▸ The exercise: Write the records out again exactly, leaving no images in.

┌─ Records to process

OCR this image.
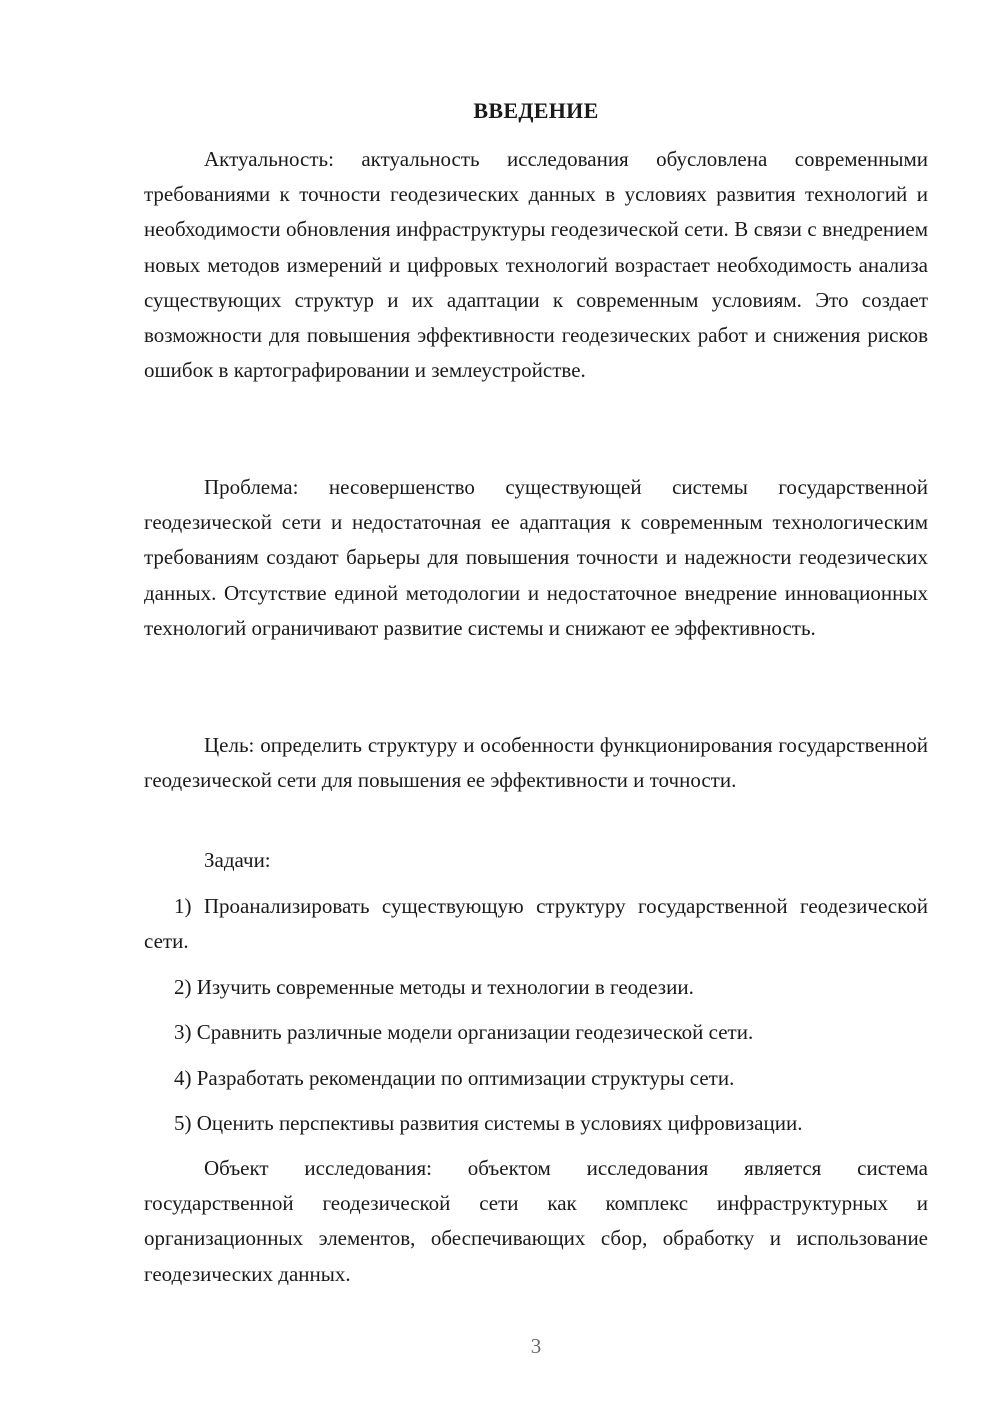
ВВЕДЕНИЕ

Актуальность: актуальность исследования обусловлена современными требованиями к точности геодезических данных в условиях развития технологий и необходимости обновления инфраструктуры геодезической сети. В связи с внедрением новых методов измерений и цифровых технологий возрастает необходимость анализа существующих структур и их адаптации к современным условиям. Это создает возможности для повышения эффективности геодезических работ и снижения рисков ошибок в картографировании и землеустройстве.

Проблема: несовершенство существующей системы государственной геодезической сети и недостаточная ее адаптация к современным технологическим требованиям создают барьеры для повышения точности и надежности геодезических данных. Отсутствие единой методологии и недостаточное внедрение инновационных технологий ограничивают развитие системы и снижают ее эффективность.

Цель: определить структуру и особенности функционирования государственной геодезической сети для повышения ее эффективности и точности.

Задачи:

1) Проанализировать существующую структуру государственной геодезической сети.

2) Изучить современные методы и технологии в геодезии.

3) Сравнить различные модели организации геодезической сети.

4) Разработать рекомендации по оптимизации структуры сети.

5) Оценить перспективы развития системы в условиях цифровизации.

Объект исследования: объектом исследования является система государственной геодезической сети как комплекс инфраструктурных и организационных элементов, обеспечивающих сбор, обработку и использование геодезических данных.

3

└─

▸ Reply:
OCR this image.
ВВЕДЕНИЕ

Актуальность: актуальность исследования обусловлена современными требованиями к точности геодезических данных в условиях развития технологий и необходимости обновления инфраструктуры геодезической сети. В связи с внедрением новых методов измерений и цифровых технологий возрастает необходимость анализа существующих структур и их адаптации к современным условиям. Это создает возможности для повышения эффективности геодезических работ и снижения рисков ошибок в картографировании и землеустройстве.

Проблема: несовершенство существующей системы государственной геодезической сети и недостаточная ее адаптация к современным технологическим требованиям создают барьеры для повышения точности и надежности геодезических данных. Отсутствие единой методологии и недостаточное внедрение инновационных технологий ограничивают развитие системы и снижают ее эффективность.

Цель: определить структуру и особенности функционирования государственной геодезической сети для повышения ее эффективности и точности.

Задачи:

1) Проанализировать существующую структуру государственной геодезической сети.

2) Изучить современные методы и технологии в геодезии.

3) Сравнить различные модели организации геодезической сети.

4) Разработать рекомендации по оптимизации структуры сети.

5) Оценить перспективы развития системы в условиях цифровизации.

Объект исследования: объектом исследования является система государственной геодезической сети как комплекс инфраструктурных и организационных элементов, обеспечивающих сбор, обработку и использование геодезических данных.

3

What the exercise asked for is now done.